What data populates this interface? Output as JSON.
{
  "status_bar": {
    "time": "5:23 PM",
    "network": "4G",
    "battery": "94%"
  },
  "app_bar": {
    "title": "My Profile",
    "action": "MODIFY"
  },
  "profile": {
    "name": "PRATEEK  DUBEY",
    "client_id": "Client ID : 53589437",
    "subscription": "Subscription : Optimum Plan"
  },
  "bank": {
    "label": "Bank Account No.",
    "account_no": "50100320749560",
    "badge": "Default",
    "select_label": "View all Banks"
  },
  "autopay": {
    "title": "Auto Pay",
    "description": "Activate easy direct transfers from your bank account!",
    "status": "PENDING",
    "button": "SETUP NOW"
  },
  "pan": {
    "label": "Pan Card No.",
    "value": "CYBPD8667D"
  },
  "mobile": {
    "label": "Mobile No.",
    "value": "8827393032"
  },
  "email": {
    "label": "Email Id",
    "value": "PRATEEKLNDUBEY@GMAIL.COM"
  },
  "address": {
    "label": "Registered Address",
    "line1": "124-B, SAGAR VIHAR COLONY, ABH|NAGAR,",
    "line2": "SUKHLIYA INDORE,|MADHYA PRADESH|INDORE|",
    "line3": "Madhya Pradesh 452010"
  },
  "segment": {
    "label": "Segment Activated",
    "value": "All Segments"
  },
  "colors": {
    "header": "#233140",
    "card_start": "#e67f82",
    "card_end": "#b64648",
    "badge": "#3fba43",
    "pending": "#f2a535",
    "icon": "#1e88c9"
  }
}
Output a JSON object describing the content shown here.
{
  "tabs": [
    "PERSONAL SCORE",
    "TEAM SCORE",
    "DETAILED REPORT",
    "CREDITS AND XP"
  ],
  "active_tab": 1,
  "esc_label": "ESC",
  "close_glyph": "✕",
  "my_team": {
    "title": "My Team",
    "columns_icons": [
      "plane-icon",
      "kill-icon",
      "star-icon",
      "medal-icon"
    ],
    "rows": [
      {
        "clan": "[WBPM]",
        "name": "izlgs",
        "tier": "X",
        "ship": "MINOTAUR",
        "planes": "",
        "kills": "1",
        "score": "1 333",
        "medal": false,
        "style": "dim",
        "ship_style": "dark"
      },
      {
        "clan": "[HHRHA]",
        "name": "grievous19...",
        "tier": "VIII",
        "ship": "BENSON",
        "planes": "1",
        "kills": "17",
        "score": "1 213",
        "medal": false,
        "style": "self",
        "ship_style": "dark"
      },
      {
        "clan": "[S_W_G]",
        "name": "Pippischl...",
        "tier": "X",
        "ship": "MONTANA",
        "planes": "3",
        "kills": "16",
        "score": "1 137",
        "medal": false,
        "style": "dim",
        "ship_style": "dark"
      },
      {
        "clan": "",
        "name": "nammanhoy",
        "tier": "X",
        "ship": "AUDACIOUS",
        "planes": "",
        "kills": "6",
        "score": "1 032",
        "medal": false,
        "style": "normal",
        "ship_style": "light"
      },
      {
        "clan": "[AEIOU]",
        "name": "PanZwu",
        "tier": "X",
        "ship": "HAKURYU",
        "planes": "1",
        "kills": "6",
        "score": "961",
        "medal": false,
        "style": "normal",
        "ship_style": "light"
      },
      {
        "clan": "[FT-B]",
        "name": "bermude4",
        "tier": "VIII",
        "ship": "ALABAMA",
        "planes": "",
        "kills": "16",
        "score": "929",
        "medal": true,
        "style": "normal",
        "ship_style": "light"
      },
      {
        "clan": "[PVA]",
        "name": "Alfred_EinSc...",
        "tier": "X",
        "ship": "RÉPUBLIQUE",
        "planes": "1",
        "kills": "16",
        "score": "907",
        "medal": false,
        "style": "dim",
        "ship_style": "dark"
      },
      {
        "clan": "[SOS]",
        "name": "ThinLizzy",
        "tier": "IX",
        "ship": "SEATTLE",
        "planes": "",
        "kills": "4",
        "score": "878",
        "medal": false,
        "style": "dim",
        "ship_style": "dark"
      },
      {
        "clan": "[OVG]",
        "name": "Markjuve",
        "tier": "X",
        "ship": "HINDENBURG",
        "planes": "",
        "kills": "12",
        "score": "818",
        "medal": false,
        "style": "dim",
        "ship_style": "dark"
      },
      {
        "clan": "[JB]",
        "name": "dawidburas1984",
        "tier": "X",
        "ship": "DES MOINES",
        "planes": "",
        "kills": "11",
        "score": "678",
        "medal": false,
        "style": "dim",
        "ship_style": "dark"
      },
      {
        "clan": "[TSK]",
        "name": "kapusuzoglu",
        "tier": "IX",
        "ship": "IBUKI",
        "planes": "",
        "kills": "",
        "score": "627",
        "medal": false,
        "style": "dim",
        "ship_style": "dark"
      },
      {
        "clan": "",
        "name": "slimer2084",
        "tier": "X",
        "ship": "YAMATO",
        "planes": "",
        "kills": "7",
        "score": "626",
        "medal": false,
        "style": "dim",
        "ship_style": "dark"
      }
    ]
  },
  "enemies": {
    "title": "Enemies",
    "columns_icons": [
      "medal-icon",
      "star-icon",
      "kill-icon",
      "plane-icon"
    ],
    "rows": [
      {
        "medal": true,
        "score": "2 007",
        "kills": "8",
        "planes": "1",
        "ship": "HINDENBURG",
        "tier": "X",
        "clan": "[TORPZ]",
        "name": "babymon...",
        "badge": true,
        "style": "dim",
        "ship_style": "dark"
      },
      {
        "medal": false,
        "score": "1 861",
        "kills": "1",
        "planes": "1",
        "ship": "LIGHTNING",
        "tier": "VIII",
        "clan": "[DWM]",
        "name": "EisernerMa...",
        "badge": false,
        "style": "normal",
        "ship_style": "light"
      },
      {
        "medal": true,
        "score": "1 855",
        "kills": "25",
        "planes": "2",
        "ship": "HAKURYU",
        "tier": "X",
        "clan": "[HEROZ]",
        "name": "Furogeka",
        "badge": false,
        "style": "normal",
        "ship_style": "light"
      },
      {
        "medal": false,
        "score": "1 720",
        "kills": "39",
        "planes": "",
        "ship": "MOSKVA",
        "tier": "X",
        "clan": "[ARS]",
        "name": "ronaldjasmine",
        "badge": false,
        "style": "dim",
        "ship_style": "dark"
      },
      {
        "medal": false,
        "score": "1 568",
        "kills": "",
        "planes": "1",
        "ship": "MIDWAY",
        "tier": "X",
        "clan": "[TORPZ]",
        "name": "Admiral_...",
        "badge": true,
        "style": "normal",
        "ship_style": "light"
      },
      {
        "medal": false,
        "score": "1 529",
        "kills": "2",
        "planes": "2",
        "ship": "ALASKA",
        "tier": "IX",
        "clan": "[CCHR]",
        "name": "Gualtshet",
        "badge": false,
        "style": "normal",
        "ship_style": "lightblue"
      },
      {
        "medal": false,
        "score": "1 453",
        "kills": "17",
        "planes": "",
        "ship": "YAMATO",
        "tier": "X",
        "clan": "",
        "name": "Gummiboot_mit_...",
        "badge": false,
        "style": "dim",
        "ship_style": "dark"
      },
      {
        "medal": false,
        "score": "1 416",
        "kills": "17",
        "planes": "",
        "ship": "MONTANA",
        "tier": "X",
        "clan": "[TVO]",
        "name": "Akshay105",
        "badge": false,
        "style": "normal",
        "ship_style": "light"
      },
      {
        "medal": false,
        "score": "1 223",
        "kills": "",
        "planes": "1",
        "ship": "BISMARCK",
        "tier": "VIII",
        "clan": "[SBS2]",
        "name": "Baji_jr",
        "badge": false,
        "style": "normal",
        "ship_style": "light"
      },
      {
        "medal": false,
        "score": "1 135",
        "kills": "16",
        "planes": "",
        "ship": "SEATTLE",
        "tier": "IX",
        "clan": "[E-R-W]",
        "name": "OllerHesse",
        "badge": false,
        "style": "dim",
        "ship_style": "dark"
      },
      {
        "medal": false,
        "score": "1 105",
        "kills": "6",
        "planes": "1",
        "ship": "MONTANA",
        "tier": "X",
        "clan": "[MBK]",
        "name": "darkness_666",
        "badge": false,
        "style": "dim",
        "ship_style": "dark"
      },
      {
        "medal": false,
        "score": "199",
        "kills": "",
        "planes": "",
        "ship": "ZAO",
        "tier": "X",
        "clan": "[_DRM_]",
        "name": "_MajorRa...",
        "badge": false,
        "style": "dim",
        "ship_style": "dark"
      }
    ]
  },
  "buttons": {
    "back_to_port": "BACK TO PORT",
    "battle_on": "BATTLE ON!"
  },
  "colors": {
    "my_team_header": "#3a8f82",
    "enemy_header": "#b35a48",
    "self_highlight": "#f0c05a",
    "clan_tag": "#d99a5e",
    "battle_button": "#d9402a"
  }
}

**Stated task**
Gather up the lines containing the word "JSON" from these records and copy them.

**Worked solution**
What data populates this interface? Output as JSON.
Output a JSON object describing the content shown here.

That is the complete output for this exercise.